═══ SUPPLIED ENTRIES ═══
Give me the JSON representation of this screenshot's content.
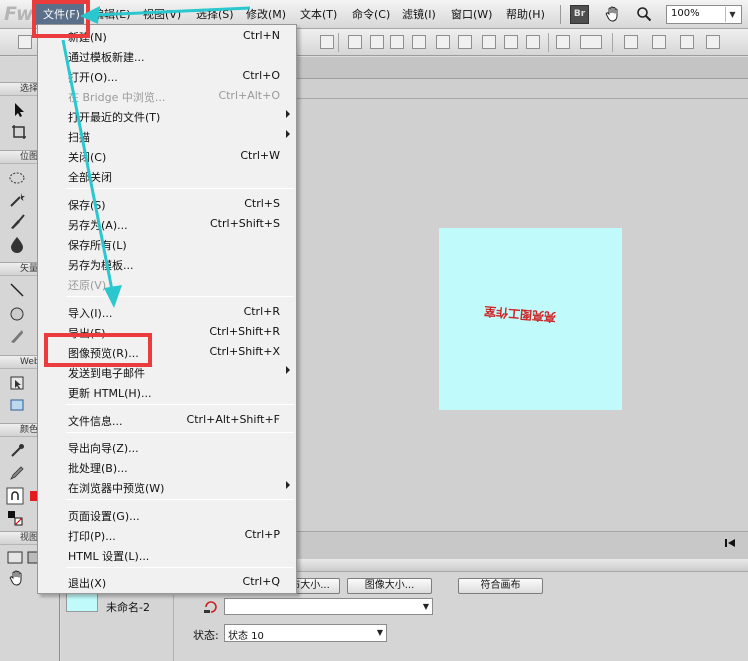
{
  "app": {
    "logo": "Fw",
    "badge": "Br"
  },
  "menubar": {
    "items": [
      "文件(F)",
      "编辑(E)",
      "视图(V)",
      "选择(S)",
      "修改(M)",
      "文本(T)",
      "命令(C)",
      "滤镜(I)",
      "窗口(W)",
      "帮助(H)"
    ],
    "zoom": "100%"
  },
  "file_menu": {
    "items": [
      {
        "label": "新建(N)",
        "shortcut": "Ctrl+N"
      },
      {
        "label": "通过模板新建...",
        "shortcut": ""
      },
      {
        "label": "打开(O)...",
        "shortcut": "Ctrl+O"
      },
      {
        "label": "在 Bridge 中浏览...",
        "shortcut": "Ctrl+Alt+O",
        "disabled": true
      },
      {
        "label": "打开最近的文件(T)",
        "shortcut": "",
        "submenu": true
      },
      {
        "label": "扫描",
        "shortcut": "",
        "submenu": true
      },
      {
        "label": "关闭(C)",
        "shortcut": "Ctrl+W"
      },
      {
        "label": "全部关闭",
        "shortcut": ""
      },
      {
        "label": "保存(S)",
        "shortcut": "Ctrl+S"
      },
      {
        "label": "另存为(A)...",
        "shortcut": "Ctrl+Shift+S"
      },
      {
        "label": "保存所有(L)",
        "shortcut": ""
      },
      {
        "label": "另存为模板...",
        "shortcut": ""
      },
      {
        "label": "还原(V)",
        "shortcut": "",
        "disabled": true
      },
      {
        "label": "导入(I)...",
        "shortcut": "Ctrl+R"
      },
      {
        "label": "导出(E)...",
        "shortcut": "Ctrl+Shift+R"
      },
      {
        "label": "图像预览(R)...",
        "shortcut": "Ctrl+Shift+X"
      },
      {
        "label": "发送到电子邮件",
        "shortcut": "",
        "submenu": true
      },
      {
        "label": "更新 HTML(H)...",
        "shortcut": ""
      },
      {
        "label": "文件信息...",
        "shortcut": "Ctrl+Alt+Shift+F"
      },
      {
        "label": "导出向导(Z)...",
        "shortcut": ""
      },
      {
        "label": "批处理(B)...",
        "shortcut": ""
      },
      {
        "label": "在浏览器中预览(W)",
        "shortcut": "",
        "submenu": true
      },
      {
        "label": "页面设置(G)...",
        "shortcut": ""
      },
      {
        "label": "打印(P)...",
        "shortcut": "Ctrl+P"
      },
      {
        "label": "HTML 设置(L)...",
        "shortcut": ""
      },
      {
        "label": "退出(X)",
        "shortcut": "Ctrl+Q"
      }
    ]
  },
  "tools_panel": {
    "sections": [
      "选择",
      "位图",
      "矢量",
      "Web",
      "颜色",
      "视图"
    ]
  },
  "canvas": {
    "text": "亮亮图工作室",
    "background": "#c0fafa",
    "text_color": "#cf2325"
  },
  "properties": {
    "btn_canvas_size": "画布大小...",
    "btn_image_size": "图像大小...",
    "btn_fit_canvas": "符合画布",
    "doc_name": "未命名-2",
    "state_label": "状态:",
    "state_value": "状态 10"
  },
  "colors": {
    "annotation_red": "#ea3b3d",
    "annotation_cyan": "#2bc7cf",
    "menu_highlight": "#5a6f89"
  }
}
═══
* _GIVEN REQUEST_
Go through the data above and transcribe it in full, omitting any image.

* _WRITTEN ANSWER_
Give me the JSON representation of this screenshot's content.
{
  "app": {
    "logo": "Fw",
    "badge": "Br"
  },
  "menubar": {
    "items": [
      "文件(F)",
      "编辑(E)",
      "视图(V)",
      "选择(S)",
      "修改(M)",
      "文本(T)",
      "命令(C)",
      "滤镜(I)",
      "窗口(W)",
      "帮助(H)"
    ],
    "zoom": "100%"
  },
  "file_menu": {
    "items": [
      {
        "label": "新建(N)",
        "shortcut": "Ctrl+N"
      },
      {
        "label": "通过模板新建...",
        "shortcut": ""
      },
      {
        "label": "打开(O)...",
        "shortcut": "Ctrl+O"
      },
      {
        "label": "在 Bridge 中浏览...",
        "shortcut": "Ctrl+Alt+O",
        "disabled": true
      },
      {
        "label": "打开最近的文件(T)",
        "shortcut": "",
        "submenu": true
      },
      {
        "label": "扫描",
        "shortcut": "",
        "submenu": true
      },
      {
        "label": "关闭(C)",
        "shortcut": "Ctrl+W"
      },
      {
        "label": "全部关闭",
        "shortcut": ""
      },
      {
        "label": "保存(S)",
        "shortcut": "Ctrl+S"
      },
      {
        "label": "另存为(A)...",
        "shortcut": "Ctrl+Shift+S"
      },
      {
        "label": "保存所有(L)",
        "shortcut": ""
      },
      {
        "label": "另存为模板...",
        "shortcut": ""
      },
      {
        "label": "还原(V)",
        "shortcut": "",
        "disabled": true
      },
      {
        "label": "导入(I)...",
        "shortcut": "Ctrl+R"
      },
      {
        "label": "导出(E)...",
        "shortcut": "Ctrl+Shift+R"
      },
      {
        "label": "图像预览(R)...",
        "shortcut": "Ctrl+Shift+X"
      },
      {
        "label": "发送到电子邮件",
        "shortcut": "",
        "submenu": true
      },
      {
        "label": "更新 HTML(H)...",
        "shortcut": ""
      },
      {
        "label": "文件信息...",
        "shortcut": "Ctrl+Alt+Shift+F"
      },
      {
        "label": "导出向导(Z)...",
        "shortcut": ""
      },
      {
        "label": "批处理(B)...",
        "shortcut": ""
      },
      {
        "label": "在浏览器中预览(W)",
        "shortcut": "",
        "submenu": true
      },
      {
        "label": "页面设置(G)...",
        "shortcut": ""
      },
      {
        "label": "打印(P)...",
        "shortcut": "Ctrl+P"
      },
      {
        "label": "HTML 设置(L)...",
        "shortcut": ""
      },
      {
        "label": "退出(X)",
        "shortcut": "Ctrl+Q"
      }
    ]
  },
  "tools_panel": {
    "sections": [
      "选择",
      "位图",
      "矢量",
      "Web",
      "颜色",
      "视图"
    ]
  },
  "canvas": {
    "text": "亮亮图工作室",
    "background": "#c0fafa",
    "text_color": "#cf2325"
  },
  "properties": {
    "btn_canvas_size": "画布大小...",
    "btn_image_size": "图像大小...",
    "btn_fit_canvas": "符合画布",
    "doc_name": "未命名-2",
    "state_label": "状态:",
    "state_value": "状态 10"
  },
  "colors": {
    "annotation_red": "#ea3b3d",
    "annotation_cyan": "#2bc7cf",
    "menu_highlight": "#5a6f89"
  }
}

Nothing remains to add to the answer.